THE PROBLEM:
Comb the records below for the string "время" and copy each line where it turns up.

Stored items
------

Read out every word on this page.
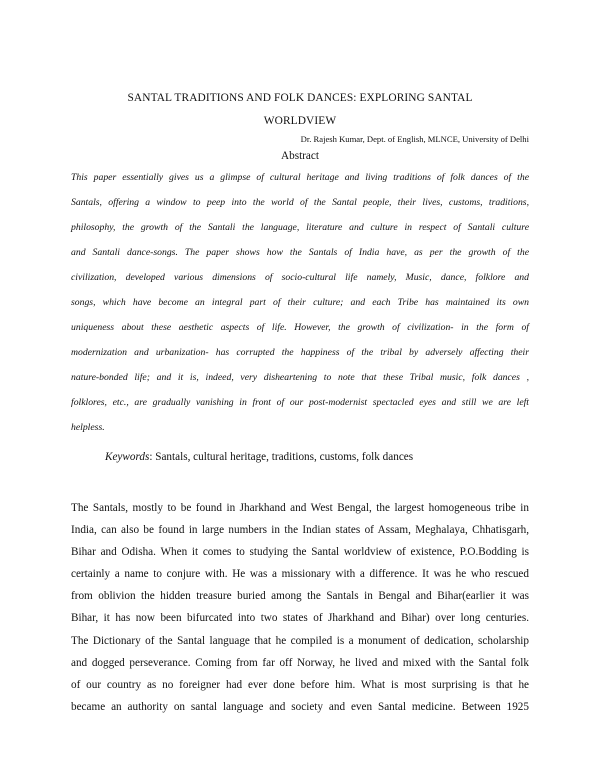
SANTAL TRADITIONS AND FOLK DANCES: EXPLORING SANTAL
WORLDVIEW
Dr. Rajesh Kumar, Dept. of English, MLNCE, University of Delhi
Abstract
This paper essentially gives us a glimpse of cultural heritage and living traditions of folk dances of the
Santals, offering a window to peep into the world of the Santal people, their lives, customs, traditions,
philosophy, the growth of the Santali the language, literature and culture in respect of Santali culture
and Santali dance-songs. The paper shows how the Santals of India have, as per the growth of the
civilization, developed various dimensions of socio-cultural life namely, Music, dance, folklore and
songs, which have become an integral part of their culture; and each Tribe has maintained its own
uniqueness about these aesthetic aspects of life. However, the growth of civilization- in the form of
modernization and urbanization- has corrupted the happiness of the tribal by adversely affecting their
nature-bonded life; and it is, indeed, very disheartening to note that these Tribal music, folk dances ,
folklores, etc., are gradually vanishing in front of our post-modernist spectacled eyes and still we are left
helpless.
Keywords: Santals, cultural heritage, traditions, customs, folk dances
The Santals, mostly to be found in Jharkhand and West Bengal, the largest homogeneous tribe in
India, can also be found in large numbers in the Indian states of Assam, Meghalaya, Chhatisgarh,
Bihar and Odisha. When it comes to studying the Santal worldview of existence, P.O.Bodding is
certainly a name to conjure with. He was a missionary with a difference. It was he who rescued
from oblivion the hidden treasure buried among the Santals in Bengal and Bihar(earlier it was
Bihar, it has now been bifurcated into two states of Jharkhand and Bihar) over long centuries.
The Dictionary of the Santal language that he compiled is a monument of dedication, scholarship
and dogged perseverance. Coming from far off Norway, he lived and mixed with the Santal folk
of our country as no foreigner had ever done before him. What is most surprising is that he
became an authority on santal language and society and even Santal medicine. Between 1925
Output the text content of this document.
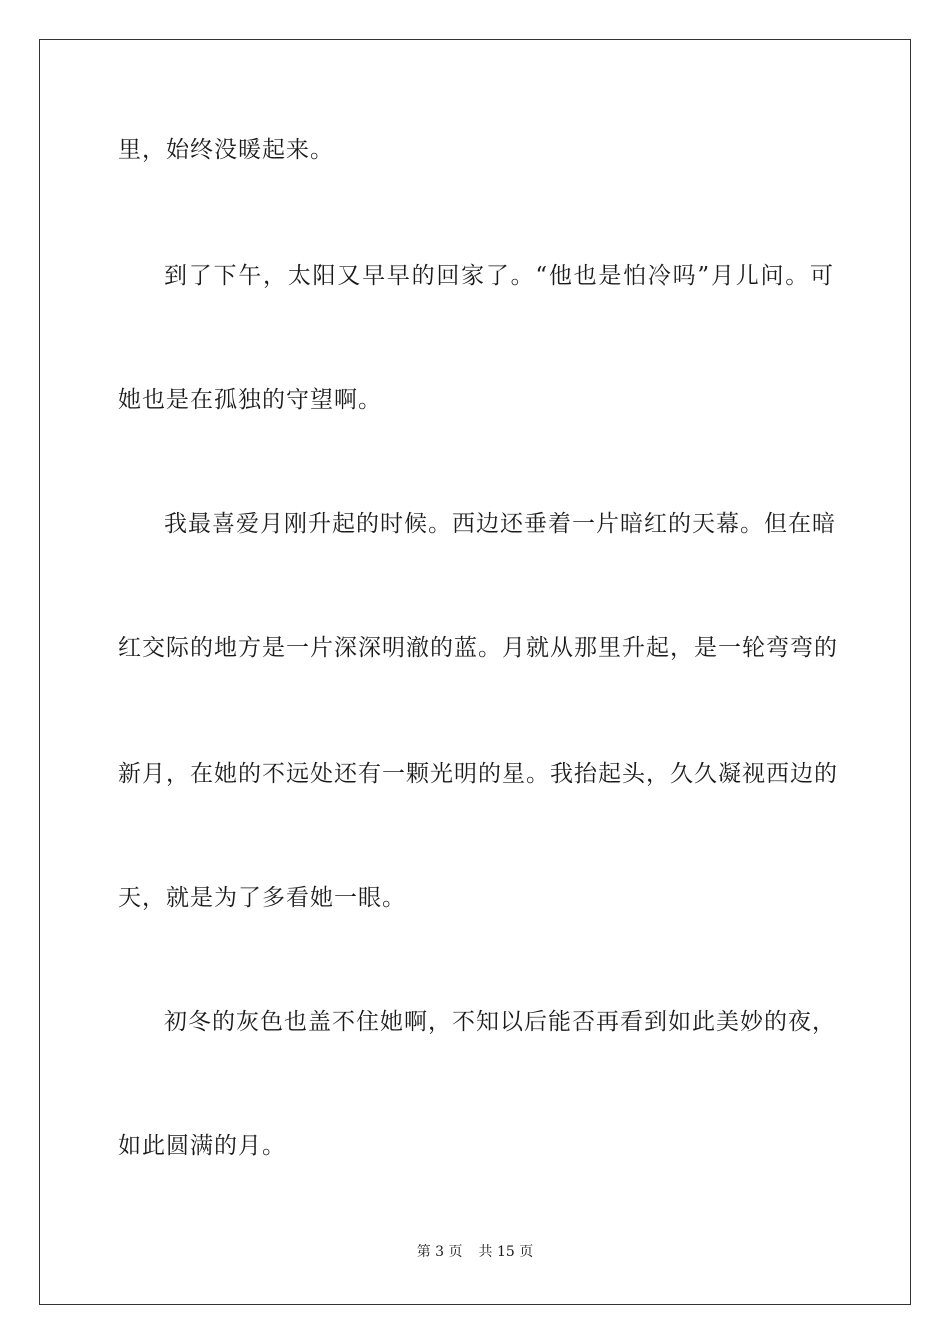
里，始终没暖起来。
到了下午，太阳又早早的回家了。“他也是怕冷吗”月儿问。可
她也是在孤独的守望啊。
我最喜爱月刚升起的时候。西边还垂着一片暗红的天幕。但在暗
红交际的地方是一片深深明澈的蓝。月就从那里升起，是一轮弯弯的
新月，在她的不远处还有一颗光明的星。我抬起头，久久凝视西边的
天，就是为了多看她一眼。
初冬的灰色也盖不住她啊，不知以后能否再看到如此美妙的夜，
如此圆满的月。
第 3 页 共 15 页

------

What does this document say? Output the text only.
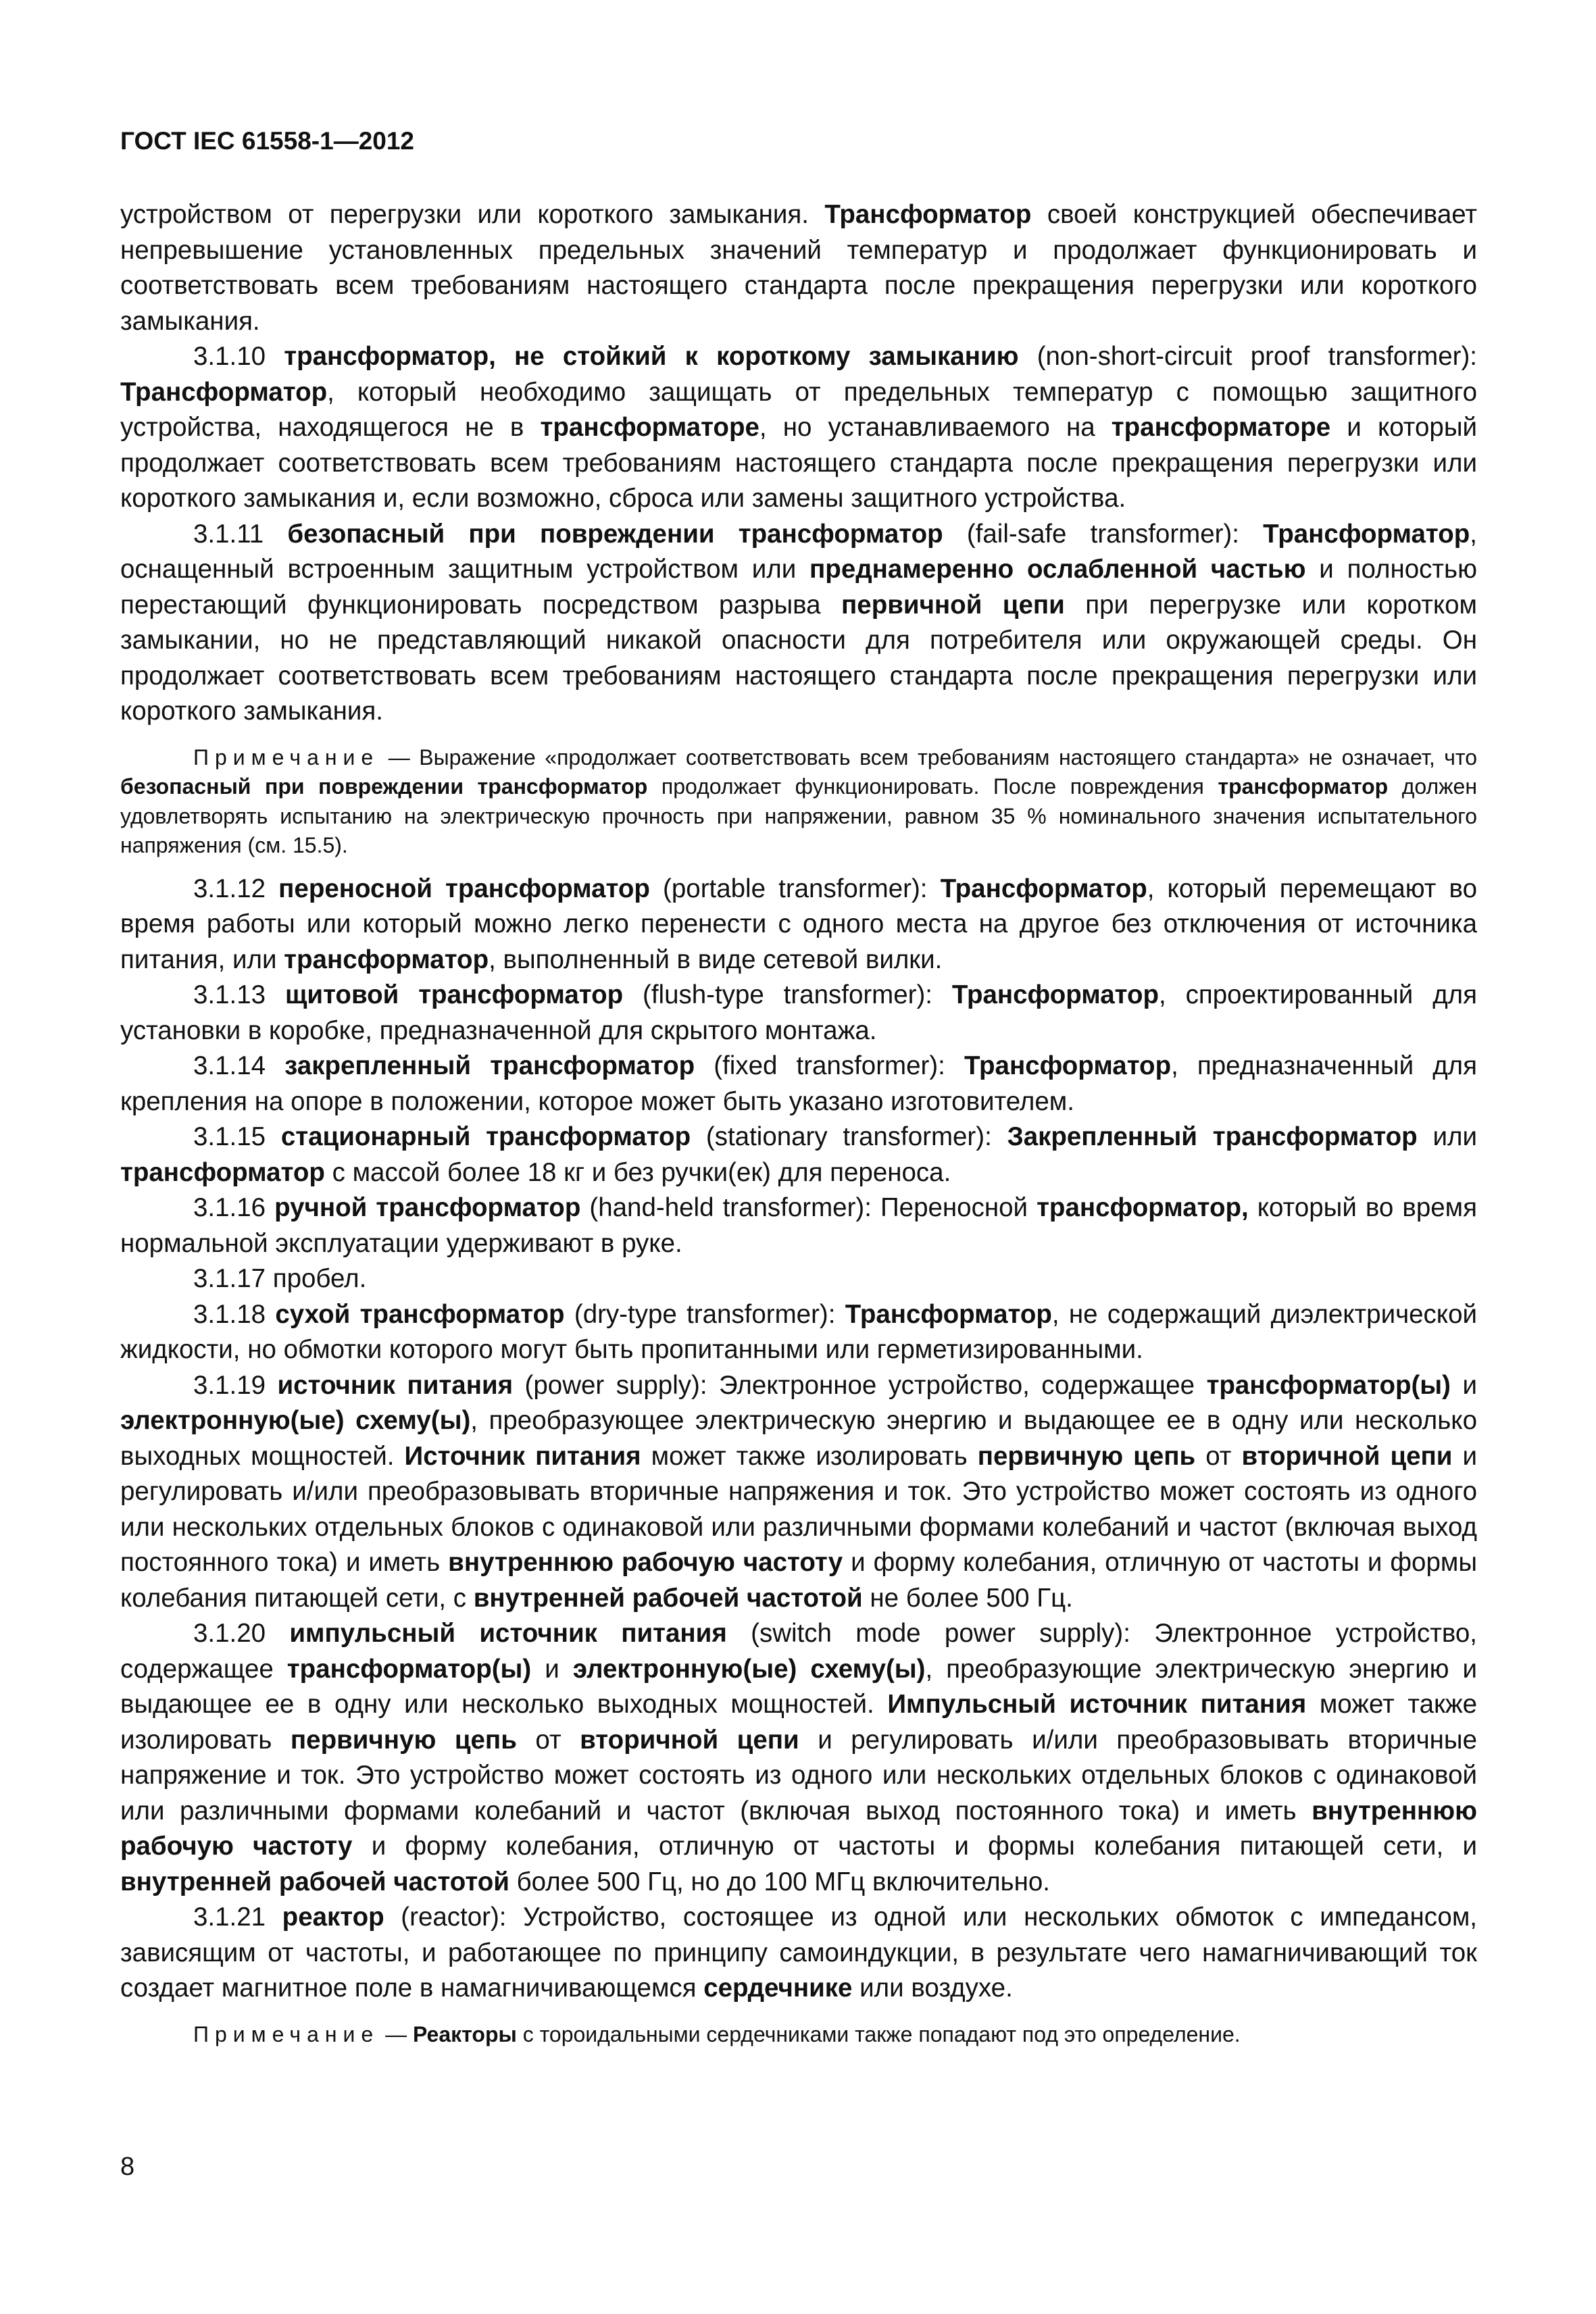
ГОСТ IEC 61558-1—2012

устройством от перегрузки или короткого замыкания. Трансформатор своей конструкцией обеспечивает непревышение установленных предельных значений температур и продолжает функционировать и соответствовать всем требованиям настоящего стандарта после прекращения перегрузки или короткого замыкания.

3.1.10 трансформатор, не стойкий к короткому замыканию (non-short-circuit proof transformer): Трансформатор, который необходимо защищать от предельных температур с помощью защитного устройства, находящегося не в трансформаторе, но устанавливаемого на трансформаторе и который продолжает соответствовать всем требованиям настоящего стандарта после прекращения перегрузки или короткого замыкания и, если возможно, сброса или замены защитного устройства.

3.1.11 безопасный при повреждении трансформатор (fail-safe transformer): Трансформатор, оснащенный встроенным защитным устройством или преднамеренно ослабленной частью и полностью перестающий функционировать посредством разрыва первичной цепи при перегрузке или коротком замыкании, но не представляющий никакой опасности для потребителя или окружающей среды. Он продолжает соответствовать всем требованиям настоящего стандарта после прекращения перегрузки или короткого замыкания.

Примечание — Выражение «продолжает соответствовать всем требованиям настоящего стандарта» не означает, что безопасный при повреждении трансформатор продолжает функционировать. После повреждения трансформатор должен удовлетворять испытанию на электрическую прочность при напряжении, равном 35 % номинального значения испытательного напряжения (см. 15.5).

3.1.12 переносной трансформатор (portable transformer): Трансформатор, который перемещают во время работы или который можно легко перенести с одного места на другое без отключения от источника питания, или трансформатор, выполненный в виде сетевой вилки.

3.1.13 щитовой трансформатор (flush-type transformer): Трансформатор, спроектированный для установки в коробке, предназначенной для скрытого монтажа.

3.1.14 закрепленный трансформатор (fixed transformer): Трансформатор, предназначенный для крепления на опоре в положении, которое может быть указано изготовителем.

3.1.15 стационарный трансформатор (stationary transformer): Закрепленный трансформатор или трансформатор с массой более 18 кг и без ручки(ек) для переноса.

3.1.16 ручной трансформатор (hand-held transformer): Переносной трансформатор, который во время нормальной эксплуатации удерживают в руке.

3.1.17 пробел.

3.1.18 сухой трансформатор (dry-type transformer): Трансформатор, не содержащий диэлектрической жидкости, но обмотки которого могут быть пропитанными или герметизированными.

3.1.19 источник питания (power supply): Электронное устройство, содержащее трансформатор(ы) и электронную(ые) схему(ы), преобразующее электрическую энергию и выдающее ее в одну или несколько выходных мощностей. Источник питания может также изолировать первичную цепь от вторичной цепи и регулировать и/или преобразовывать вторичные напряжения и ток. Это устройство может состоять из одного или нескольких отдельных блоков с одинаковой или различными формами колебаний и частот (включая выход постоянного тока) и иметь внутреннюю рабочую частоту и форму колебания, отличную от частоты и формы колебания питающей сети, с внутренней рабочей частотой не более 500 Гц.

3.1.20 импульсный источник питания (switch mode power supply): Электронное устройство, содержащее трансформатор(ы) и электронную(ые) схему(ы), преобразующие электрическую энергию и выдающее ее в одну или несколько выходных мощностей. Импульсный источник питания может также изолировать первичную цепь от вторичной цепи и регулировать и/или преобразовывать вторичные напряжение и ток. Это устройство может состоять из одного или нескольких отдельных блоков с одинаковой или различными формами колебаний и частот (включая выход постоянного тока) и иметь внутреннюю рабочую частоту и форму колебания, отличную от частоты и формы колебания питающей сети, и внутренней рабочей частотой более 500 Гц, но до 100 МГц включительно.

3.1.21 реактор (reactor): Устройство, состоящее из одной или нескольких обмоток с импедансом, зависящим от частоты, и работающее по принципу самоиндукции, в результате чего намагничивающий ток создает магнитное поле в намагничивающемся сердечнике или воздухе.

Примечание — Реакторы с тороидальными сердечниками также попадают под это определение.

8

------

RESULT OF THIS TASK:
3.1.12 переносной трансформатор (portable transformer): Трансформатор, который перемещают во время работы или который можно легко перенести с одного места на другое без отключения от источника питания, или трансформатор, выполненный в виде сетевой вилки.
3.1.16 ручной трансформатор (hand-held transformer): Переносной трансформатор, который во время нормальной эксплуатации удерживают в руке.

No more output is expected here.